**Extracted information**
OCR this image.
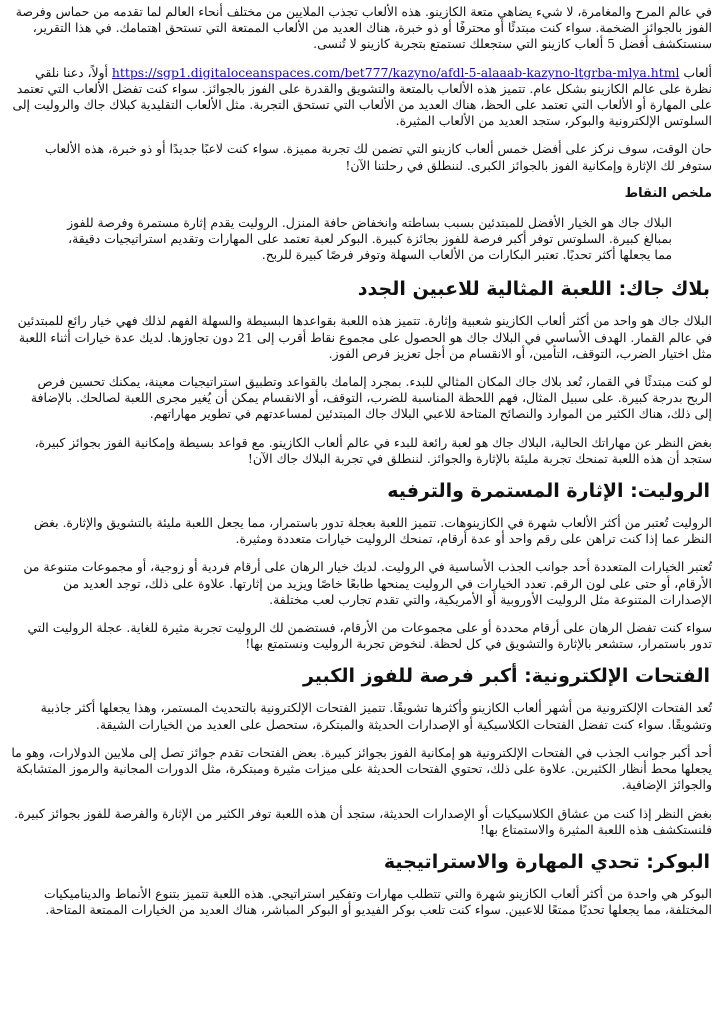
في عالم المرح والمغامرة، لا شيء يضاهي متعة الكازينو. هذه الألعاب تجذب الملايين من مختلف أنحاء العالم لما تقدمه من حماس وفرصة الفوز بالجوائز الضخمة. سواء كنت مبتدئًا أو محترفًا أو ذو خبرة، هناك العديد من الألعاب الممتعة التي تستحق اهتمامك. في هذا التقرير، سنستكشف أفضل 5 ألعاب كازينو التي ستجعلك تستمتع بتجربة كازينو لا تُنسى.

ألعاب https://sgp1.digitaloceanspaces.com/bet777/kazyno/afdl-5-alaaab-kazyno-ltgrba-mlya.html أولاً، دعنا نلقي نظرة على عالم الكازينو بشكل عام. تتميز هذه الألعاب بالمتعة والتشويق والقدرة على الفوز بالجوائز. سواء كنت تفضل الألعاب التي تعتمد على المهارة أو الألعاب التي تعتمد على الحظ، هناك العديد من الألعاب التي تستحق التجربة. مثل الألعاب التقليدية كبلاك جاك والروليت إلى السلوتس الإلكترونية والبوكر، ستجد العديد من الألعاب المثيرة.

حان الوقت، سوف نركز على أفضل خمس ألعاب كازينو التي تضمن لك تجربة مميزة. سواء كنت لاعبًا جديدًا أو ذو خبرة، هذه الألعاب ستوفر لك الإثارة وإمكانية الفوز بالجوائز الكبرى. لننطلق في رحلتنا الآن!

ملخص النقاط

البلاك جاك هو الخيار الأفضل للمبتدئين بسبب بساطته وانخفاض حافة المنزل. الروليت يقدم إثارة مستمرة وفرصة للفوز بمبالغ كبيرة. السلوتس توفر أكبر فرصة للفوز بجائزة كبيرة. البوكر لعبة تعتمد على المهارات وتقديم استراتيجيات دقيقة، مما يجعلها أكثر تحديًا. تعتبر البكارات من الألعاب السهلة وتوفر فرصًا كبيرة للربح.

بلاك جاك: اللعبة المثالية للاعبين الجدد

البلاك جاك هو واحد من أكثر ألعاب الكازينو شعبية وإثارة. تتميز هذه اللعبة بقواعدها البسيطة والسهلة الفهم لذلك فهي خيار رائع للمبتدئين في عالم القمار. الهدف الأساسي في البلاك جاك هو الحصول على مجموع نقاط أقرب إلى 21 دون تجاوزها. لديك عدة خيارات أثناء اللعبة مثل اختيار الضرب، التوقف، التأمين، أو الانقسام من أجل تعزيز فرص الفوز.

لو كنت مبتدئًا في القمار، تُعد بلاك جاك المكان المثالي للبدء. بمجرد إلمامك بالقواعد وتطبيق استراتيجيات معينة، يمكنك تحسين فرص الربح بدرجة كبيرة. على سبيل المثال، فهم اللحظة المناسبة للضرب، التوقف، أو الانقسام يمكن أن يُغير مجرى اللعبة لصالحك. بالإضافة إلى ذلك، هناك الكثير من الموارد والنصائح المتاحة للاعبي البلاك جاك المبتدئين لمساعدتهم في تطوير مهاراتهم.

بغض النظر عن مهاراتك الحالية، البلاك جاك هو لعبة رائعة للبدء في عالم ألعاب الكازينو. مع قواعد بسيطة وإمكانية الفوز بجوائز كبيرة، ستجد أن هذه اللعبة تمنحك تجربة مليئة بالإثارة والجوائز. لننطلق في تجربة البلاك جاك الآن!

الروليت: الإثارة المستمرة والترفيه

الروليت تُعتبر من أكثر الألعاب شهرة في الكازينوهات. تتميز اللعبة بعجلة تدور باستمرار، مما يجعل اللعبة مليئة بالتشويق والإثارة. بغض النظر عما إذا كنت تراهن على رقم واحد أو عدة أرقام، تمنحك الروليت خيارات متعددة ومثيرة.

تُعتبر الخيارات المتعددة أحد جوانب الجذب الأساسية في الروليت. لديك خيار الرهان على أرقام فردية أو زوجية، أو مجموعات متنوعة من الأرقام، أو حتى على لون الرقم. تعدد الخيارات في الروليت يمنحها طابعًا خاصًا ويزيد من إثارتها. علاوة على ذلك، توجد العديد من الإصدارات المتنوعة مثل الروليت الأوروبية أو الأمريكية، والتي تقدم تجارب لعب مختلفة.

سواء كنت تفضل الرهان على أرقام محددة أو على مجموعات من الأرقام، فستضمن لك الروليت تجربة مثيرة للغاية. عجلة الروليت التي تدور باستمرار، ستشعر بالإثارة والتشويق في كل لحظة. لنخوض تجربة الروليت ونستمتع بها!

الفتحات الإلكترونية: أكبر فرصة للفوز الكبير

تُعد الفتحات الإلكترونية من أشهر ألعاب الكازينو وأكثرها تشويقًا. تتميز الفتحات الإلكترونية بالتحديث المستمر، وهذا يجعلها أكثر جاذبية وتشويقًا. سواء كنت تفضل الفتحات الكلاسيكية أو الإصدارات الحديثة والمبتكرة، ستحصل على العديد من الخيارات الشيقة.

أحد أكبر جوانب الجذب في الفتحات الإلكترونية هو إمكانية الفوز بجوائز كبيرة. بعض الفتحات تقدم جوائز تصل إلى ملايين الدولارات، وهو ما يجعلها محط أنظار الكثيرين. علاوة على ذلك، تحتوي الفتحات الحديثة على ميزات مثيرة ومبتكرة، مثل الدورات المجانية والرموز المتشابكة والجوائز الإضافية.

بغض النظر إذا كنت من عشاق الكلاسيكيات أو الإصدارات الحديثة، ستجد أن هذه اللعبة توفر الكثير من الإثارة والفرصة للفوز بجوائز كبيرة. فلنستكشف هذه اللعبة المثيرة والاستمتاع بها!

البوكر: تحدي المهارة والاستراتيجية

البوكر هي واحدة من أكثر ألعاب الكازينو شهرة والتي تتطلب مهارات وتفكير استراتيجي. هذه اللعبة تتميز بتنوع الأنماط والديناميكيات المختلفة، مما يجعلها تحديًا ممتعًا للاعبين. سواء كنت تلعب بوكر الفيديو أو البوكر المباشر، هناك العديد من الخيارات الممتعة المتاحة.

**Description of the task**
Copy out every line from the material above in which the word "باستمرار" appears.

**Written response**
الروليت تُعتبر من أكثر الألعاب شهرة في الكازينوهات. تتميز اللعبة بعجلة تدور باستمرار، مما يجعل اللعبة مليئة بالتشويق والإثارة. بغض النظر عما إذا كنت تراهن على رقم واحد أو عدة أرقام، تمنحك الروليت خيارات متعددة ومثيرة.
سواء كنت تفضل الرهان على أرقام محددة أو على مجموعات من الأرقام، فستضمن لك الروليت تجربة مثيرة للغاية. عجلة الروليت التي تدور باستمرار، ستشعر بالإثارة والتشويق في كل لحظة. لنخوض تجربة الروليت ونستمتع بها!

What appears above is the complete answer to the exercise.